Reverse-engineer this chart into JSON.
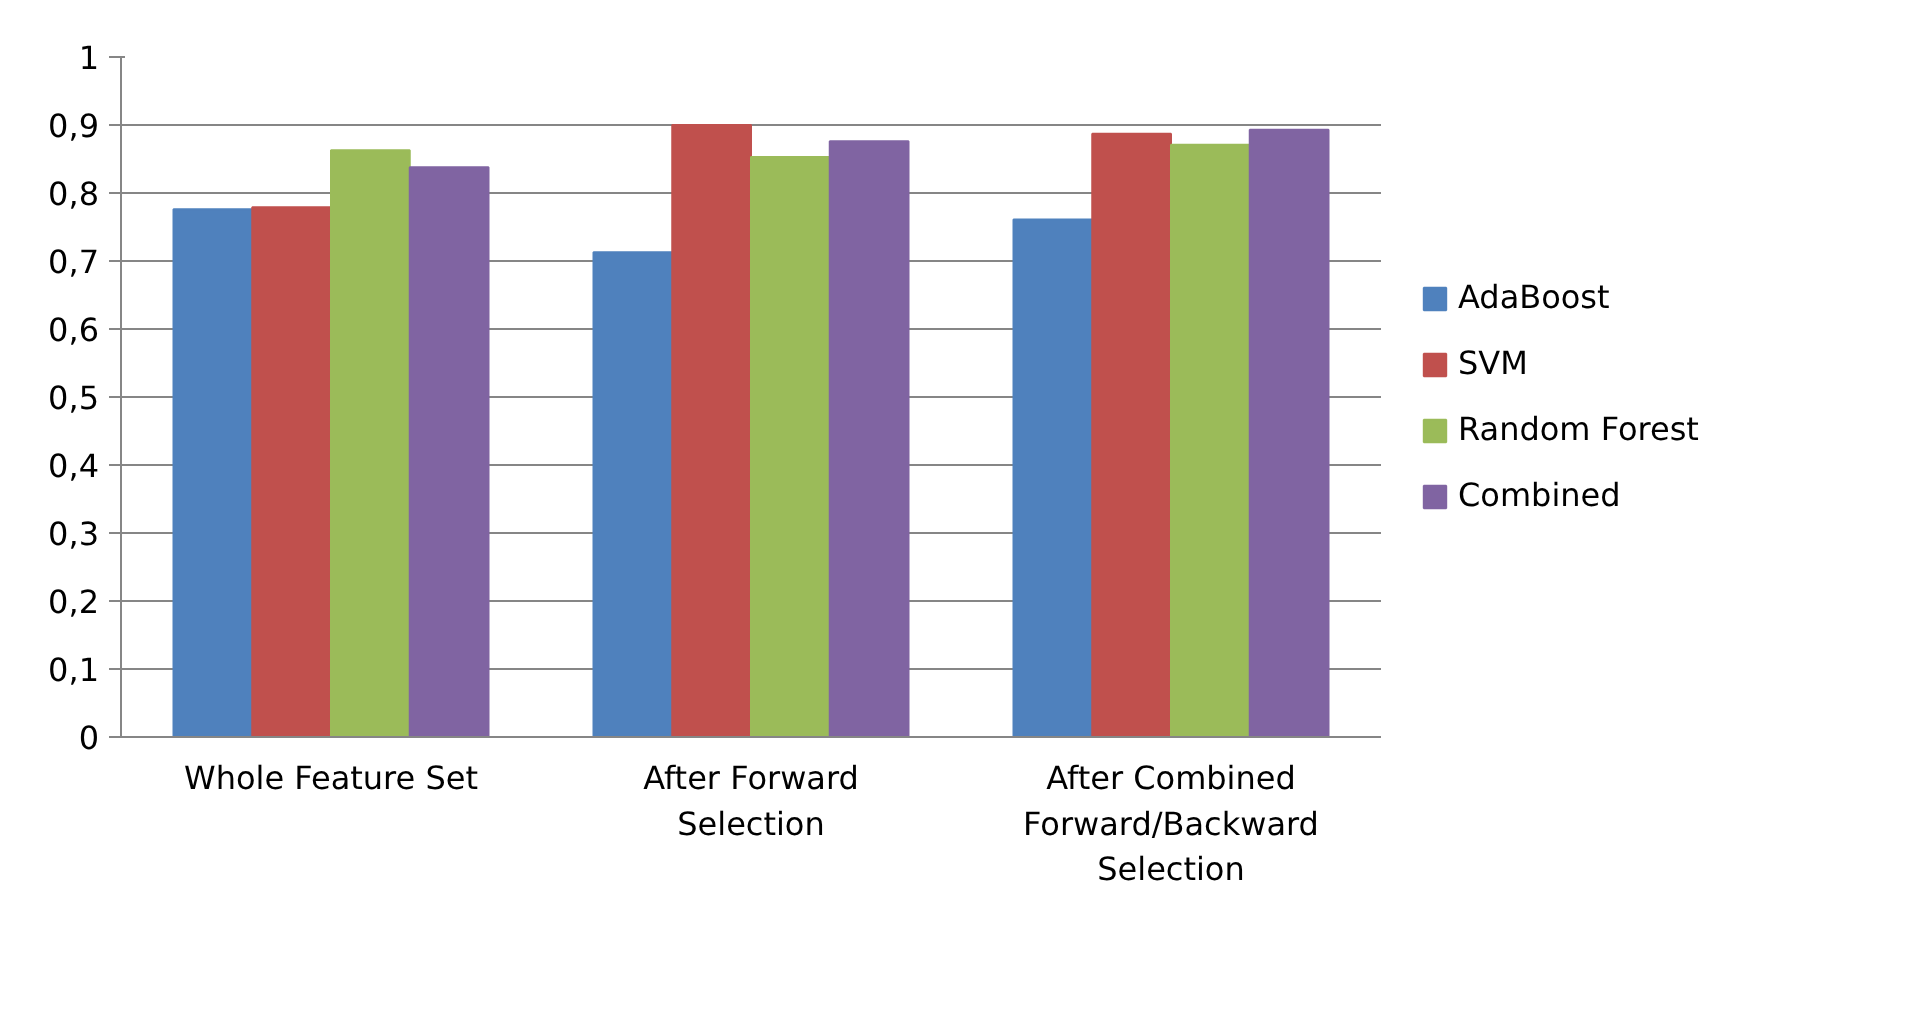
{
  "chart_data": {
    "type": "bar",
    "categories": [
      "Whole Feature Set",
      "After Forward Selection",
      "After Combined Forward/Backward Selection"
    ],
    "series": [
      {
        "name": "AdaBoost",
        "color": "#4f81bd",
        "values": [
          0.776,
          0.713,
          0.761
        ]
      },
      {
        "name": "SVM",
        "color": "#c0504d",
        "values": [
          0.779,
          0.9,
          0.887
        ]
      },
      {
        "name": "Random Forest",
        "color": "#9bbb59",
        "values": [
          0.863,
          0.853,
          0.871
        ]
      },
      {
        "name": "Combined",
        "color": "#8064a2",
        "values": [
          0.838,
          0.876,
          0.893
        ]
      }
    ],
    "ylim": [
      0,
      1
    ],
    "yticks": [
      0,
      {
        "value": 0.1,
        "label": "0,1"
      },
      {
        "value": 0.2,
        "label": "0,2"
      },
      {
        "value": 0.3,
        "label": "0,3"
      },
      {
        "value": 0.4,
        "label": "0,4"
      },
      {
        "value": 0.5,
        "label": "0,5"
      },
      {
        "value": 0.6,
        "label": "0,6"
      },
      {
        "value": 0.7,
        "label": "0,7"
      },
      {
        "value": 0.8,
        "label": "0,8"
      },
      {
        "value": 0.9,
        "label": "0,9"
      },
      1
    ],
    "grid": "y",
    "legend": "right"
  }
}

• • • • •

» GIVEN PROBLEM
Find each line holding "After". Copy it out.

» CORRECT ANSWER
      "After Forward Selection",
      "After Combined Forward/Backward Selection"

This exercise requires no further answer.